Task. Set down, in full, every record in the block.

Dataset items:
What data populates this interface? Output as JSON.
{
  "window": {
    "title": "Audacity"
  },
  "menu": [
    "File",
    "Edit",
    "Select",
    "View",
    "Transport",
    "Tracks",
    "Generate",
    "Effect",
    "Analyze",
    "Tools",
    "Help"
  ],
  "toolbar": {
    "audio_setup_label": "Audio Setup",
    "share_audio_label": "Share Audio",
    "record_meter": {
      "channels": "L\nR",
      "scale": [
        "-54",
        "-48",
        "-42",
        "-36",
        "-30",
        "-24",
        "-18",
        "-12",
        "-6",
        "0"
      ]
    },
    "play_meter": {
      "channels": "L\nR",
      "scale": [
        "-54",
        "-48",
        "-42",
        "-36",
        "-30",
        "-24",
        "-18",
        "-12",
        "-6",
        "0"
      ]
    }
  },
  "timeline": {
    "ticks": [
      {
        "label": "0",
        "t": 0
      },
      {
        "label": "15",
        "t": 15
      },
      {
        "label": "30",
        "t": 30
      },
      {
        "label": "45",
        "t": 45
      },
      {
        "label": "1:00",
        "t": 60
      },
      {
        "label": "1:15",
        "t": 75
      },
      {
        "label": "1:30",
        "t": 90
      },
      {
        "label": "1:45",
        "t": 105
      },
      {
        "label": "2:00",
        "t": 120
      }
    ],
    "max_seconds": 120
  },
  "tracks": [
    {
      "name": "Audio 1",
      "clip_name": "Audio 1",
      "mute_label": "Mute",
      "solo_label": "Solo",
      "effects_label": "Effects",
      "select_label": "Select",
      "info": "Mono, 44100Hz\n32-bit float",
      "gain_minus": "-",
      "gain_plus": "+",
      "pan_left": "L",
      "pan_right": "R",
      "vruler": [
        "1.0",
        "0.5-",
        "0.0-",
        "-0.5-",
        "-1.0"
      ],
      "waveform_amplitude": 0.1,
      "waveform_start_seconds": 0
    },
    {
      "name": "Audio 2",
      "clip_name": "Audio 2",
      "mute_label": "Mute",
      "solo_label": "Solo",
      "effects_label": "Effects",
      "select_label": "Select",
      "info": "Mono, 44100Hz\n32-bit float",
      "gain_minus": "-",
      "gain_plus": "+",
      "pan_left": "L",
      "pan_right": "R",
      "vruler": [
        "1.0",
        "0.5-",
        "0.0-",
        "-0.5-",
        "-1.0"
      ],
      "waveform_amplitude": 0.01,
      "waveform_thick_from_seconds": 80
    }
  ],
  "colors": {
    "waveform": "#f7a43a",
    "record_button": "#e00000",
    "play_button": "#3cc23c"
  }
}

Output.
What data populates this interface? Output as JSON.
{
  "window": {
    "title": "Audacity"
  },
  "menu": [
    "File",
    "Edit",
    "Select",
    "View",
    "Transport",
    "Tracks",
    "Generate",
    "Effect",
    "Analyze",
    "Tools",
    "Help"
  ],
  "toolbar": {
    "audio_setup_label": "Audio Setup",
    "share_audio_label": "Share Audio",
    "record_meter": {
      "channels": "L\nR",
      "scale": [
        "-54",
        "-48",
        "-42",
        "-36",
        "-30",
        "-24",
        "-18",
        "-12",
        "-6",
        "0"
      ]
    },
    "play_meter": {
      "channels": "L\nR",
      "scale": [
        "-54",
        "-48",
        "-42",
        "-36",
        "-30",
        "-24",
        "-18",
        "-12",
        "-6",
        "0"
      ]
    }
  },
  "timeline": {
    "ticks": [
      {
        "label": "0",
        "t": 0
      },
      {
        "label": "15",
        "t": 15
      },
      {
        "label": "30",
        "t": 30
      },
      {
        "label": "45",
        "t": 45
      },
      {
        "label": "1:00",
        "t": 60
      },
      {
        "label": "1:15",
        "t": 75
      },
      {
        "label": "1:30",
        "t": 90
      },
      {
        "label": "1:45",
        "t": 105
      },
      {
        "label": "2:00",
        "t": 120
      }
    ],
    "max_seconds": 120
  },
  "tracks": [
    {
      "name": "Audio 1",
      "clip_name": "Audio 1",
      "mute_label": "Mute",
      "solo_label": "Solo",
      "effects_label": "Effects",
      "select_label": "Select",
      "info": "Mono, 44100Hz\n32-bit float",
      "gain_minus": "-",
      "gain_plus": "+",
      "pan_left": "L",
      "pan_right": "R",
      "vruler": [
        "1.0",
        "0.5-",
        "0.0-",
        "-0.5-",
        "-1.0"
      ],
      "waveform_amplitude": 0.1,
      "waveform_start_seconds": 0
    },
    {
      "name": "Audio 2",
      "clip_name": "Audio 2",
      "mute_label": "Mute",
      "solo_label": "Solo",
      "effects_label": "Effects",
      "select_label": "Select",
      "info": "Mono, 44100Hz\n32-bit float",
      "gain_minus": "-",
      "gain_plus": "+",
      "pan_left": "L",
      "pan_right": "R",
      "vruler": [
        "1.0",
        "0.5-",
        "0.0-",
        "-0.5-",
        "-1.0"
      ],
      "waveform_amplitude": 0.01,
      "waveform_thick_from_seconds": 80
    }
  ],
  "colors": {
    "waveform": "#f7a43a",
    "record_button": "#e00000",
    "play_button": "#3cc23c"
  }
}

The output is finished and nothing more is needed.